═══ SUPPLIED RECORDS ═══

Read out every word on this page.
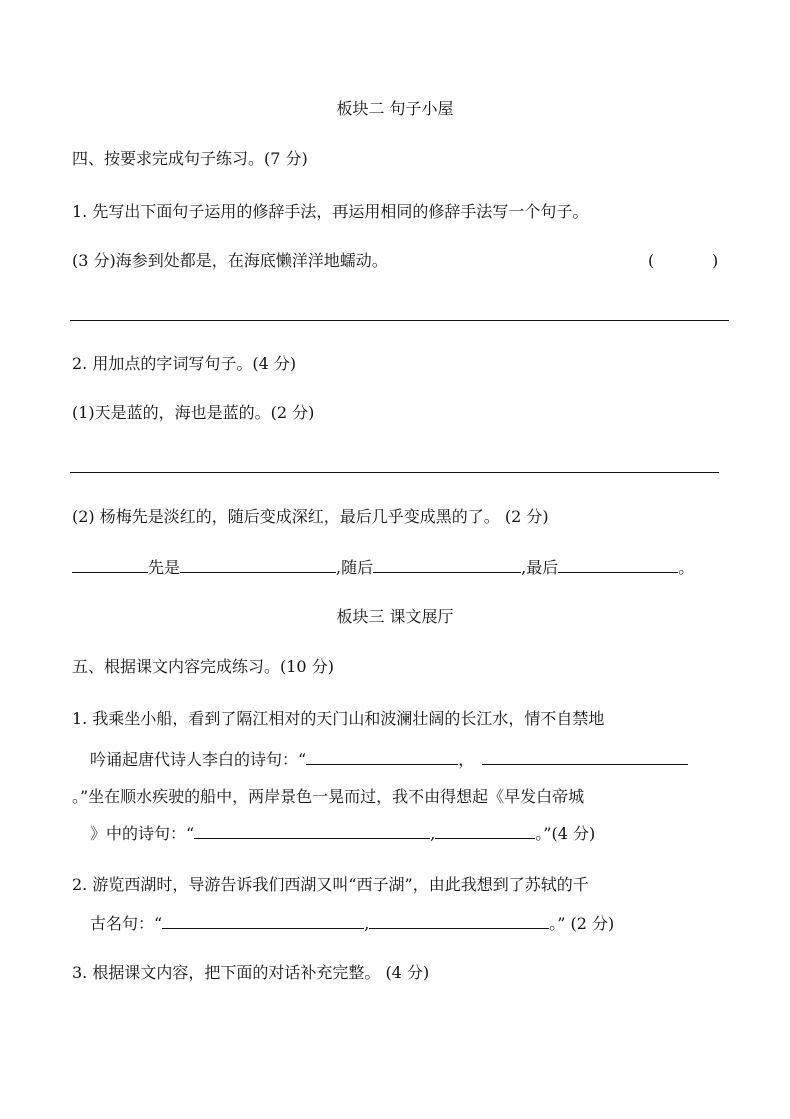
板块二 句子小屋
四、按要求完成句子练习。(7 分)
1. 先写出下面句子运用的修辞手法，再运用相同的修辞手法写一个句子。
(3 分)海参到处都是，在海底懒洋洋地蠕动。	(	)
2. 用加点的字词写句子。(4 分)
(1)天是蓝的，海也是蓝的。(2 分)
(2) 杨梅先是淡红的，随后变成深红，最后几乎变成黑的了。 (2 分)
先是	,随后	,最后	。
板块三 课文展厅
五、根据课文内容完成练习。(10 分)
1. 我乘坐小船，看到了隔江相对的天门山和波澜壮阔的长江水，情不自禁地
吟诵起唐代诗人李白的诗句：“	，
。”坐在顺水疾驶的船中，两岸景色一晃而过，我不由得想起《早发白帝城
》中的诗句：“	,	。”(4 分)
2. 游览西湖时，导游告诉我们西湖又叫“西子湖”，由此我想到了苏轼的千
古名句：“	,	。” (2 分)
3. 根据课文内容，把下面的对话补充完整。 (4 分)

═══

● **PROBLEM TO SOLVE**: Go through the entries above and print each one exactly, minus the pictures.

● **PROBLEM SOLUTION**:
Read out every word on this page.
板块二 句子小屋
四、按要求完成句子练习。(7 分)
1. 先写出下面句子运用的修辞手法，再运用相同的修辞手法写一个句子。
(3 分)海参到处都是，在海底懒洋洋地蠕动。	(	)
2. 用加点的字词写句子。(4 分)
(1)天是蓝的，海也是蓝的。(2 分)
(2) 杨梅先是淡红的，随后变成深红，最后几乎变成黑的了。 (2 分)
先是	,随后	,最后	。
板块三 课文展厅
五、根据课文内容完成练习。(10 分)
1. 我乘坐小船，看到了隔江相对的天门山和波澜壮阔的长江水，情不自禁地
吟诵起唐代诗人李白的诗句：“	，
。”坐在顺水疾驶的船中，两岸景色一晃而过，我不由得想起《早发白帝城
》中的诗句：“	,	。”(4 分)
2. 游览西湖时，导游告诉我们西湖又叫“西子湖”，由此我想到了苏轼的千
古名句：“	,	。” (2 分)
3. 根据课文内容，把下面的对话补充完整。 (4 分)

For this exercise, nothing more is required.